● Work required
Copy every record below exactly.

■ ■ ■ ■ ■

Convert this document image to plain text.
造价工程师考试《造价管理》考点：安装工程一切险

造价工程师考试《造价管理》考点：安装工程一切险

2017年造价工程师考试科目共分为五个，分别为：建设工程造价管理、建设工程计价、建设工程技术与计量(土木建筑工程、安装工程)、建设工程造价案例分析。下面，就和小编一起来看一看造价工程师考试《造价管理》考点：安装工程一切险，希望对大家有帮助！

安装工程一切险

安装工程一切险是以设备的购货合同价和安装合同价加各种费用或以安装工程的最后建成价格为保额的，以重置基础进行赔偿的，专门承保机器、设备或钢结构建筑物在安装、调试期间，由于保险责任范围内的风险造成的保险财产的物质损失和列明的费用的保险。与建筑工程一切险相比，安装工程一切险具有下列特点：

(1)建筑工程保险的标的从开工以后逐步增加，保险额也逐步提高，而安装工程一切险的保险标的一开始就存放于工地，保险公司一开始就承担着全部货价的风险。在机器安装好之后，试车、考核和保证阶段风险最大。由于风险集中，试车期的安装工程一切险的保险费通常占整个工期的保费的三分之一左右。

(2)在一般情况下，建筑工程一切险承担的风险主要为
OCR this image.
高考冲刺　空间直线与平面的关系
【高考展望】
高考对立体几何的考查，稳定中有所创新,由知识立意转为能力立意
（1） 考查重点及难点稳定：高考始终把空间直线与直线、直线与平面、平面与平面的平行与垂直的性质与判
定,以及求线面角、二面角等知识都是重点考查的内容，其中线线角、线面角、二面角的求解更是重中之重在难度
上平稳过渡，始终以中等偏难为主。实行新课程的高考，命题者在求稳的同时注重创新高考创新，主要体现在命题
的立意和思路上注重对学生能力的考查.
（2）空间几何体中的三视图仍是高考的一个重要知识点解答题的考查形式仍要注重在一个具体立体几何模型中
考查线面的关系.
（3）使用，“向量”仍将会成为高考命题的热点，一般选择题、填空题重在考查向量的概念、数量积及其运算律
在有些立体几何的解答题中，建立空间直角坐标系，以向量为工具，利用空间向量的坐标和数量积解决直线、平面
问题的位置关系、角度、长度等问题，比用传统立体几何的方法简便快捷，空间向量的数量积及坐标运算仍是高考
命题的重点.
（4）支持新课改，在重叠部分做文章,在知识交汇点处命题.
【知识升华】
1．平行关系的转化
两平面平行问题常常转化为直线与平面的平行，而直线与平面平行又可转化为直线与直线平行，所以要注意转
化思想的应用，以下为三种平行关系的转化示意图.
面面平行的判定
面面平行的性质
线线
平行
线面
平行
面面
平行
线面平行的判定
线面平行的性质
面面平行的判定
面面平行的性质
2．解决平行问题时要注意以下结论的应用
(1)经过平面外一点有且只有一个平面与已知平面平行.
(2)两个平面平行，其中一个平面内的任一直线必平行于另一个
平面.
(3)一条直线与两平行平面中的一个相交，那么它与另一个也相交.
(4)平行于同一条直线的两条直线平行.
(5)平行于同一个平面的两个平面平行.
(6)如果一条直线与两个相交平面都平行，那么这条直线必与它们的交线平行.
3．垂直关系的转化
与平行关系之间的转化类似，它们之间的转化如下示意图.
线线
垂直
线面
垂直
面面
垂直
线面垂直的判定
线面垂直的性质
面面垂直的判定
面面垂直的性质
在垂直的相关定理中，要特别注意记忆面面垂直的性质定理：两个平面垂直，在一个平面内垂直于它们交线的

■ ■ ■ ■ ■

● Finished answer
Convert this document image to plain text.
造价工程师考试《造价管理》考点：安装工程一切险

造价工程师考试《造价管理》考点：安装工程一切险

2017年造价工程师考试科目共分为五个，分别为：建设工程造价管理、建设工程计价、建设工程技术与计量(土木建筑工程、安装工程)、建设工程造价案例分析。下面，就和小编一起来看一看造价工程师考试《造价管理》考点：安装工程一切险，希望对大家有帮助！

安装工程一切险

安装工程一切险是以设备的购货合同价和安装合同价加各种费用或以安装工程的最后建成价格为保额的，以重置基础进行赔偿的，专门承保机器、设备或钢结构建筑物在安装、调试期间，由于保险责任范围内的风险造成的保险财产的物质损失和列明的费用的保险。与建筑工程一切险相比，安装工程一切险具有下列特点：

(1)建筑工程保险的标的从开工以后逐步增加，保险额也逐步提高，而安装工程一切险的保险标的一开始就存放于工地，保险公司一开始就承担着全部货价的风险。在机器安装好之后，试车、考核和保证阶段风险最大。由于风险集中，试车期的安装工程一切险的保险费通常占整个工期的保费的三分之一左右。

(2)在一般情况下，建筑工程一切险承担的风险主要为
OCR this image.
高考冲刺　空间直线与平面的关系
【高考展望】
高考对立体几何的考查，稳定中有所创新,由知识立意转为能力立意
（1） 考查重点及难点稳定：高考始终把空间直线与直线、直线与平面、平面与平面的平行与垂直的性质与判
定,以及求线面角、二面角等知识都是重点考查的内容，其中线线角、线面角、二面角的求解更是重中之重在难度
上平稳过渡，始终以中等偏难为主。实行新课程的高考，命题者在求稳的同时注重创新高考创新，主要体现在命题
的立意和思路上注重对学生能力的考查.
（2）空间几何体中的三视图仍是高考的一个重要知识点解答题的考查形式仍要注重在一个具体立体几何模型中
考查线面的关系.
（3）使用，“向量”仍将会成为高考命题的热点，一般选择题、填空题重在考查向量的概念、数量积及其运算律
在有些立体几何的解答题中，建立空间直角坐标系，以向量为工具，利用空间向量的坐标和数量积解决直线、平面
问题的位置关系、角度、长度等问题，比用传统立体几何的方法简便快捷，空间向量的数量积及坐标运算仍是高考
命题的重点.
（4）支持新课改，在重叠部分做文章,在知识交汇点处命题.
【知识升华】
1．平行关系的转化
两平面平行问题常常转化为直线与平面的平行，而直线与平面平行又可转化为直线与直线平行，所以要注意转
化思想的应用，以下为三种平行关系的转化示意图.
面面平行的判定
面面平行的性质
线线
平行
线面
平行
面面
平行
线面平行的判定
线面平行的性质
面面平行的判定
面面平行的性质
2．解决平行问题时要注意以下结论的应用
(1)经过平面外一点有且只有一个平面与已知平面平行.
(2)两个平面平行，其中一个平面内的任一直线必平行于另一个
平面.
(3)一条直线与两平行平面中的一个相交，那么它与另一个也相交.
(4)平行于同一条直线的两条直线平行.
(5)平行于同一个平面的两个平面平行.
(6)如果一条直线与两个相交平面都平行，那么这条直线必与它们的交线平行.
3．垂直关系的转化
与平行关系之间的转化类似，它们之间的转化如下示意图.
线线
垂直
线面
垂直
面面
垂直
线面垂直的判定
线面垂直的性质
面面垂直的判定
面面垂直的性质
在垂直的相关定理中，要特别注意记忆面面垂直的性质定理：两个平面垂直，在一个平面内垂直于它们交线的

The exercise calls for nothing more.